# Data in this exercise
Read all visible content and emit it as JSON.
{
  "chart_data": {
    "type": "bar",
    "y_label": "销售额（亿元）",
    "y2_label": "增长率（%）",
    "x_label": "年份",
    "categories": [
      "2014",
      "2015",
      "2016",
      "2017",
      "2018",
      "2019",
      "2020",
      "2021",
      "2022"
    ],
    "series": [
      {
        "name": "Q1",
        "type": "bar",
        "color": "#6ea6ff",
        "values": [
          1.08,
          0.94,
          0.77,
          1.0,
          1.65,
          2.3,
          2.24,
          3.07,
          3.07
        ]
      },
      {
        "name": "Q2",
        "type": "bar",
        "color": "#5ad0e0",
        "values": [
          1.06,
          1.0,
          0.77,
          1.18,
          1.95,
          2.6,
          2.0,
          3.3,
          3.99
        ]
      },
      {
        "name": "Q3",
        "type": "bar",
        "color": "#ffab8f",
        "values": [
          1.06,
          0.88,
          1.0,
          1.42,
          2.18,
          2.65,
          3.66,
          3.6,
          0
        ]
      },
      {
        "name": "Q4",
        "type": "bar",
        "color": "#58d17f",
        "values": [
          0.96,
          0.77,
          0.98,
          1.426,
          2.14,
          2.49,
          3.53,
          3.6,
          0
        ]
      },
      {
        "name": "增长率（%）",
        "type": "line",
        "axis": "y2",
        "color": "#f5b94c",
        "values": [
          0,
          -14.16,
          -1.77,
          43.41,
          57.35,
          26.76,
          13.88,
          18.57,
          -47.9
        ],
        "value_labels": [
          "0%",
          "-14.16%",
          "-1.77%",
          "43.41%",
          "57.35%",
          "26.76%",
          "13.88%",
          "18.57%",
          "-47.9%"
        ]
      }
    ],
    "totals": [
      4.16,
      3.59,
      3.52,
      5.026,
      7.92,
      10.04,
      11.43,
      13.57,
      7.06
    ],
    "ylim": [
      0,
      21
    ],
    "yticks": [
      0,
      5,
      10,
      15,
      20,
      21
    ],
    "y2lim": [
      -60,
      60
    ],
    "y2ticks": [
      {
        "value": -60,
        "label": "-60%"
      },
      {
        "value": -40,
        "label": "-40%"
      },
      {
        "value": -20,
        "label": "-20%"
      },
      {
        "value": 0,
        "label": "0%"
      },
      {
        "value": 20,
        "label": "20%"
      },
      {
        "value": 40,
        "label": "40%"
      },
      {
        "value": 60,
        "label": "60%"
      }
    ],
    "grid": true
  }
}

# Work to complete
Read the entries and pick out all lines that include the word "name".

# Result of this task
        "name": "Q1",
        "name": "Q2",
        "name": "Q3",
        "name": "Q4",
        "name": "增长率（%）",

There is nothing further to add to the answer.